TASK TO COMPLETE: Repeat each line of the data below exactly, but skip the pictures.

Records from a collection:
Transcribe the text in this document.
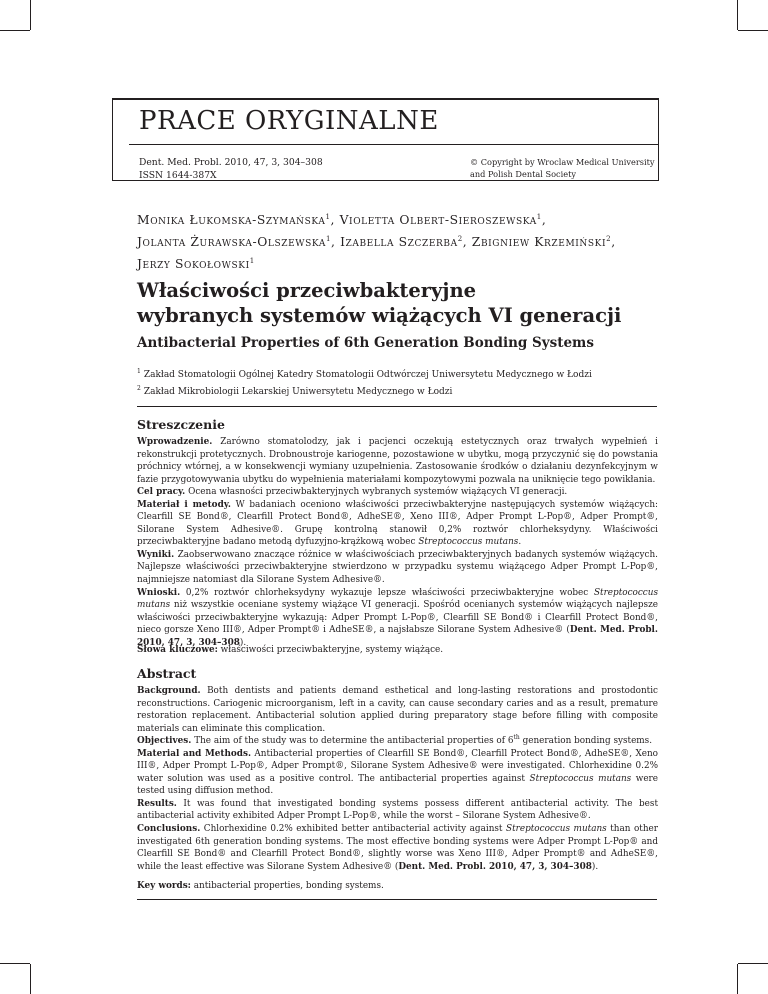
PRACE ORYGINALNE
Dent. Med. Probl. 2010, 47, 3, 304–308
ISSN 1644-387X
© Copyright by Wroclaw Medical University
and Polish Dental Society
Monika Łukomska-Szymańska$^1$, Violetta Olbert-Sieroszewska$^1$,
Jolanta Żurawska-Olszewska$^1$, Izabella Szczerba$^2$, Zbigniew Krzemiński$^2$,
Jerzy Sokołowski$^1$
Właściwości przeciwbakteryjne
wybranych systemów wiążących VI generacji
Antibacterial Properties of 6th Generation Bonding Systems
$^1$ Zakład Stomatologii Ogólnej Katedry Stomatologii Odtwórczej Uniwersytetu Medycznego w Łodzi
$^2$ Zakład Mikrobiologii Lekarskiej Uniwersytetu Medycznego w Łodzi
Streszczenie

Wprowadzenie. Zarówno stomatolodzy, jak i pacjenci oczekują estetycznych oraz trwałych wypełnień i rekonstrukcji protetycznych. Drobnoustroje kariogenne, pozostawione w ubytku, mogą przyczynić się do powstania próchnicy wtórnej, a w konsekwencji wymiany uzupełnienia. Zastosowanie środków o działaniu dezynfekcyjnym w fazie przygotowywania ubytku do wypełnienia materiałami kompozytowymi pozwala na uniknięcie tego powikłania.

Cel pracy. Ocena własności przeciwbakteryjnych wybranych systemów wiążących VI generacji.

Materiał i metody. W badaniach oceniono właściwości przeciwbakteryjne następujących systemów wiążących: Clearfill SE Bond®, Clearfill Protect Bond®, AdheSE®, Xeno III®, Adper Prompt L-Pop®, Adper Prompt®, Silorane System Adhesive®. Grupę kontrolną stanowił 0,2% roztwór chlorheksydyny. Właściwości przeciwbakteryjne badano metodą dyfuzyjno-krążkową wobec Streptococcus mutans.

Wyniki. Zaobserwowano znaczące różnice w właściwościach przeciwbakteryjnych badanych systemów wiążących. Najlepsze właściwości przeciwbakteryjne stwierdzono w przypadku systemu wiążącego Adper Prompt L-Pop®, najmniejsze natomiast dla Silorane System Adhesive®.

Wnioski. 0,2% roztwór chlorheksydyny wykazuje lepsze właściwości przeciwbakteryjne wobec Streptococcus mutans niż wszystkie oceniane systemy wiążące VI generacji. Spośród ocenianych systemów wiążących najlepsze właściwości przeciwbakteryjne wykazują: Adper Prompt L-Pop®, Clearfill SE Bond® i Clearfill Protect Bond®, nieco gorsze Xeno III®, Adper Prompt® i AdheSE®, a najsłabsze Silorane System Adhesive® (Dent. Med. Probl. 2010, 47, 3, 304–308).

Słowa kluczowe: właściwości przeciwbakteryjne, systemy wiążące.
Abstract

Background. Both dentists and patients demand esthetical and long-lasting restorations and prostodontic reconstructions. Cariogenic microorganism, left in a cavity, can cause secondary caries and as a result, premature restoration replacement. Antibacterial solution applied during preparatory stage before filling with composite materials can eliminate this complication.

Objectives. The aim of the study was to determine the antibacterial properties of 6th generation bonding systems.

Material and Methods. Antibacterial properties of Clearfill SE Bond®, Clearfill Protect Bond®, AdheSE®, Xeno III®, Adper Prompt L-Pop®, Adper Prompt®, Silorane System Adhesive® were investigated. Chlorhexidine 0.2% water solution was used as a positive control. The antibacterial properties against Streptococcus mutans were tested using diffusion method.

Results. It was found that investigated bonding systems possess different antibacterial activity. The best antibacterial activity exhibited Adper Prompt L-Pop®, while the worst – Silorane System Adhesive®.

Conclusions. Chlorhexidine 0.2% exhibited better antibacterial activity against Streptococcus mutans than other investigated 6th generation bonding systems. The most effective bonding systems were Adper Prompt L-Pop® and Clearfill SE Bond® and Clearfill Protect Bond®, slightly worse was Xeno III®, Adper Prompt® and AdheSE®, while the least effective was Silorane System Adhesive® (Dent. Med. Probl. 2010, 47, 3, 304–308).

Key words: antibacterial properties, bonding systems.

WRITTEN RESPONSE:
Transcribe the text in this document.
PRACE ORYGINALNE
Dent. Med. Probl. 2010, 47, 3, 304–308
ISSN 1644-387X
© Copyright by Wroclaw Medical University
and Polish Dental Society
Monika Łukomska-Szymańska$^1$, Violetta Olbert-Sieroszewska$^1$,
Jolanta Żurawska-Olszewska$^1$, Izabella Szczerba$^2$, Zbigniew Krzemiński$^2$,
Jerzy Sokołowski$^1$
Właściwości przeciwbakteryjne
wybranych systemów wiążących VI generacji
Antibacterial Properties of 6th Generation Bonding Systems
$^1$ Zakład Stomatologii Ogólnej Katedry Stomatologii Odtwórczej Uniwersytetu Medycznego w Łodzi
$^2$ Zakład Mikrobiologii Lekarskiej Uniwersytetu Medycznego w Łodzi
Streszczenie

Wprowadzenie. Zarówno stomatolodzy, jak i pacjenci oczekują estetycznych oraz trwałych wypełnień i rekonstrukcji protetycznych. Drobnoustroje kariogenne, pozostawione w ubytku, mogą przyczynić się do powstania próchnicy wtórnej, a w konsekwencji wymiany uzupełnienia. Zastosowanie środków o działaniu dezynfekcyjnym w fazie przygotowywania ubytku do wypełnienia materiałami kompozytowymi pozwala na uniknięcie tego powikłania.

Cel pracy. Ocena własności przeciwbakteryjnych wybranych systemów wiążących VI generacji.

Materiał i metody. W badaniach oceniono właściwości przeciwbakteryjne następujących systemów wiążących: Clearfill SE Bond®, Clearfill Protect Bond®, AdheSE®, Xeno III®, Adper Prompt L-Pop®, Adper Prompt®, Silorane System Adhesive®. Grupę kontrolną stanowił 0,2% roztwór chlorheksydyny. Właściwości przeciwbakteryjne badano metodą dyfuzyjno-krążkową wobec Streptococcus mutans.

Wyniki. Zaobserwowano znaczące różnice w właściwościach przeciwbakteryjnych badanych systemów wiążących. Najlepsze właściwości przeciwbakteryjne stwierdzono w przypadku systemu wiążącego Adper Prompt L-Pop®, najmniejsze natomiast dla Silorane System Adhesive®.

Wnioski. 0,2% roztwór chlorheksydyny wykazuje lepsze właściwości przeciwbakteryjne wobec Streptococcus mutans niż wszystkie oceniane systemy wiążące VI generacji. Spośród ocenianych systemów wiążących najlepsze właściwości przeciwbakteryjne wykazują: Adper Prompt L-Pop®, Clearfill SE Bond® i Clearfill Protect Bond®, nieco gorsze Xeno III®, Adper Prompt® i AdheSE®, a najsłabsze Silorane System Adhesive® (Dent. Med. Probl. 2010, 47, 3, 304–308).

Słowa kluczowe: właściwości przeciwbakteryjne, systemy wiążące.
Abstract

Background. Both dentists and patients demand esthetical and long-lasting restorations and prostodontic reconstructions. Cariogenic microorganism, left in a cavity, can cause secondary caries and as a result, premature restoration replacement. Antibacterial solution applied during preparatory stage before filling with composite materials can eliminate this complication.

Objectives. The aim of the study was to determine the antibacterial properties of 6th generation bonding systems.

Material and Methods. Antibacterial properties of Clearfill SE Bond®, Clearfill Protect Bond®, AdheSE®, Xeno III®, Adper Prompt L-Pop®, Adper Prompt®, Silorane System Adhesive® were investigated. Chlorhexidine 0.2% water solution was used as a positive control. The antibacterial properties against Streptococcus mutans were tested using diffusion method.

Results. It was found that investigated bonding systems possess different antibacterial activity. The best antibacterial activity exhibited Adper Prompt L-Pop®, while the worst – Silorane System Adhesive®.

Conclusions. Chlorhexidine 0.2% exhibited better antibacterial activity against Streptococcus mutans than other investigated 6th generation bonding systems. The most effective bonding systems were Adper Prompt L-Pop® and Clearfill SE Bond® and Clearfill Protect Bond®, slightly worse was Xeno III®, Adper Prompt® and AdheSE®, while the least effective was Silorane System Adhesive® (Dent. Med. Probl. 2010, 47, 3, 304–308).

Key words: antibacterial properties, bonding systems.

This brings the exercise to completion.